Dio è oltraggiato è offeso in quel banchetto sacrilego, ma ugualmente interviene nel segno della mano che scrive sul muro per ridurre l'orgoglio e l'ambizione del re di Babilonia. Daniele viene interpellato per interpretare il significato delle tre parole; rifiuta ogni compenso promesso, e con risolutezza ne svela il senso: "contato, pesato, diviso".
Tutti cerchiamo di sottrarci alla valutazione di quel che siamo e facciamo, ma prima o poi arriva il momento in cui si fanno i conti. Non è necessario credere in un Dio giudice per capire l'importanza del render conto.
Signore, aiutaci a capire cosa dà spessore alla nostra vita. Aiutaci a combattere la superficialità, la presunzione, il narcisismo e tutto quello che non ci permette di fare verità con noi stessi, che non ci permette di vivere il dono che siamo e abbiamo come sollecitazione alla condivisione e alla responsabilità.

martedì 23 novembre 2021

Dentro la storia e attraverso la storia

Daniele 2,31-45 e Luca 21,5-11


Il brano di Daniele - di oggi - prosegue in una bella narrativa apocalittica, con immagini e interpretazioni che vogliono ripercuotersi sulla realtà.
Nello stesso modo in cui il sogno descrive il fluire senza soluzione di continuità da un regno all’altro, con la prevaricazione di un popolo sull’altro, con guerre che si succedono in continuazione, allo stesso modo anche la nostra realtà la possiamo rileggere nella stessa immagine. Negli ultimi 20 anni quali cambiamenti geopolitici sono accaduti, anche vicino a noi? Quante guerre; quante capitolazioni di re, governanti e dittatori? Quanti attentati hanno sconvolto il nostro mondo? Quanti sconvolgimenti ambientali ci hanno travolto?
È affascinante pensare come Dio negli avvenimenti li trascende, continuando a rivelare nella storia il suo desiderio di salvezza. È questo che noi non vediamo nella successione degli avvenimenti: questo progetto di salvezza che non viene meno.
Allora come andrà a finire la storia del mondo?
Dio stesso farà sorgere un regno che non avrà mai fine. Qualunque cosa accada ancora nella storia dell’umanità, noi già conosciamo l’epilogo della storia.

•••

● Quesito: Trascrivi fedelmente il testo proposto da "Tutti cerchiamo di" fino a "del render conto." incluso.

● Annotazioni degli elementi della pagina:

•••

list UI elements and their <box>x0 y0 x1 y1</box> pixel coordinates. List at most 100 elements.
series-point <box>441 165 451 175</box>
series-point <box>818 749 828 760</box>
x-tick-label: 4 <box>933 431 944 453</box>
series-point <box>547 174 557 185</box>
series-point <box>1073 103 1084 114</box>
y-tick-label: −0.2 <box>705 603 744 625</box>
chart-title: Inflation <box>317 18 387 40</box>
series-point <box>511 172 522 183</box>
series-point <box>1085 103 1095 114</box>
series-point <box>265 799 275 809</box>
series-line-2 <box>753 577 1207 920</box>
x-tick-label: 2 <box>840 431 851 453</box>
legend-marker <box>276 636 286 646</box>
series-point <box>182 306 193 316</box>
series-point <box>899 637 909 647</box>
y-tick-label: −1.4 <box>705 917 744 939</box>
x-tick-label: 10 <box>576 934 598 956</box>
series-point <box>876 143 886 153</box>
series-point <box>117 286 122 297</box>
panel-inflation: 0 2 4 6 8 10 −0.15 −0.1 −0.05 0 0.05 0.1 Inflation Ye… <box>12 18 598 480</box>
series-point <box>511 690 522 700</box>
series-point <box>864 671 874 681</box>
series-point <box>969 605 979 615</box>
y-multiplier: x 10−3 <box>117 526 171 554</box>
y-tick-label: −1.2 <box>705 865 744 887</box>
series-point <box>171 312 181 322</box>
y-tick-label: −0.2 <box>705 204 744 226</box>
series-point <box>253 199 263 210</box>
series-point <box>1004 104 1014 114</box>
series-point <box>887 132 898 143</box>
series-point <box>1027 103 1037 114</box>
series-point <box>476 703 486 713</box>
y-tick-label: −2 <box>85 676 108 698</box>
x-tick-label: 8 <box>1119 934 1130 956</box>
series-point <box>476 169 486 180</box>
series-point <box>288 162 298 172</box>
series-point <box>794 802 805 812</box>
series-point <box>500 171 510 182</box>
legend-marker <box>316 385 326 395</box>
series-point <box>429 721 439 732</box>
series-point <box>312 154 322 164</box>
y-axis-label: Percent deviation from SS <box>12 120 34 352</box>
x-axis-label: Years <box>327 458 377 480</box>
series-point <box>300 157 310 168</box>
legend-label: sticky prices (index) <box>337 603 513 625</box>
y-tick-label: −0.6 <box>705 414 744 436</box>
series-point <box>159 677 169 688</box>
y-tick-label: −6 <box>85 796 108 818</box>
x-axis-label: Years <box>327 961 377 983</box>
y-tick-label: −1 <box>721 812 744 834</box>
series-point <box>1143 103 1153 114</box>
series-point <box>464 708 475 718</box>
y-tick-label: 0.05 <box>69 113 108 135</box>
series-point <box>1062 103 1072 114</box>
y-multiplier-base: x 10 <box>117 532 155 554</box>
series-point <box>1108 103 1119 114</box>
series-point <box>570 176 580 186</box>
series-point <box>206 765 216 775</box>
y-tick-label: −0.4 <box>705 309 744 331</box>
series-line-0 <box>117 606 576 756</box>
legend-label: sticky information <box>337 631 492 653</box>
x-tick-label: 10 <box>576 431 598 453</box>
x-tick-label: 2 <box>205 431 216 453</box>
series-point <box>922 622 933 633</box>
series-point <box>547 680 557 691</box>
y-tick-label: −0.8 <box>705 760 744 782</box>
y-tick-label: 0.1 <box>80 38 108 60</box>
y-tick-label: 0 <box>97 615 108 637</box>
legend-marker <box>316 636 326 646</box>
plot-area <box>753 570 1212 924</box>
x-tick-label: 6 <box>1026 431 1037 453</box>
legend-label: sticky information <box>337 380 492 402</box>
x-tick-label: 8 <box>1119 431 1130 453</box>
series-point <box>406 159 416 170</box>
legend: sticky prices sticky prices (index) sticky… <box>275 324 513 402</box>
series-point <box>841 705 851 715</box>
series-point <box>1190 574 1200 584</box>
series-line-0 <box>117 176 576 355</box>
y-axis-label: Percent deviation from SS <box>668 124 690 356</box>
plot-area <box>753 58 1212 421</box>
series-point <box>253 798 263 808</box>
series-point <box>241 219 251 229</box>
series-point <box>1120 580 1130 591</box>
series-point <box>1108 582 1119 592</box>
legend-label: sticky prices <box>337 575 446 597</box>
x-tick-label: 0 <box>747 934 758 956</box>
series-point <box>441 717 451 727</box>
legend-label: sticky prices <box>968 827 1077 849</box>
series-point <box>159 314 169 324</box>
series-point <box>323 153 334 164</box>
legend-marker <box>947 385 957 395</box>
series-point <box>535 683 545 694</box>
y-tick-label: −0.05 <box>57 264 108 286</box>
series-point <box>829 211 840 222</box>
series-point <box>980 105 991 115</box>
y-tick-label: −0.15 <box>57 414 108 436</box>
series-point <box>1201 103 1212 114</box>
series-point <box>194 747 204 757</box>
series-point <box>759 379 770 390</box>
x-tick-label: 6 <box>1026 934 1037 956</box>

•••

● Soluzione:
Tutti cerchiamo di sottrarci alla valutazione di quel che siamo e facciamo, ma prima o poi arriva il momento in cui si fanno i conti. Non è necessario credere in un Dio giudice per capire l'importanza del render conto.